• Directions: Copy every entry word for word, but skip the pictures.

(Collected data entries)
--- Start ---
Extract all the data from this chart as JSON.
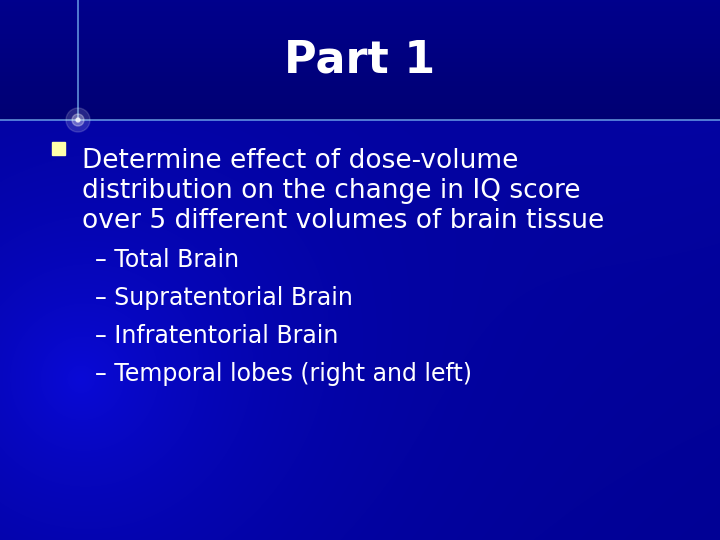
{
  "title": "Part 1",
  "title_fontsize": 32,
  "title_color": "#FFFFFF",
  "bg_dark": "#000090",
  "bg_darker": "#000070",
  "bullet_lines": [
    "Determine effect of dose-volume",
    "distribution on the change in IQ score",
    "over 5 different volumes of brain tissue"
  ],
  "bullet_fontsize": 19,
  "bullet_color": "#FFFFFF",
  "sub_bullets": [
    "– Total Brain",
    "– Supratentorial Brain",
    "– Infratentorial Brain",
    "– Temporal lobes (right and left)"
  ],
  "sub_bullet_fontsize": 17,
  "sub_bullet_color": "#FFFFFF",
  "bullet_square_color": "#FFFFAA",
  "accent_line_color": "#4488FF",
  "figsize": [
    7.2,
    5.4
  ],
  "dpi": 100
}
--- End ---
• Task output:
Extract all the data from this chart as JSON.
{
  "title": "Part 1",
  "title_fontsize": 32,
  "title_color": "#FFFFFF",
  "bg_dark": "#000090",
  "bg_darker": "#000070",
  "bullet_lines": [
    "Determine effect of dose-volume",
    "distribution on the change in IQ score",
    "over 5 different volumes of brain tissue"
  ],
  "bullet_fontsize": 19,
  "bullet_color": "#FFFFFF",
  "sub_bullets": [
    "– Total Brain",
    "– Supratentorial Brain",
    "– Infratentorial Brain",
    "– Temporal lobes (right and left)"
  ],
  "sub_bullet_fontsize": 17,
  "sub_bullet_color": "#FFFFFF",
  "bullet_square_color": "#FFFFAA",
  "accent_line_color": "#4488FF",
  "figsize": [
    7.2,
    5.4
  ],
  "dpi": 100
}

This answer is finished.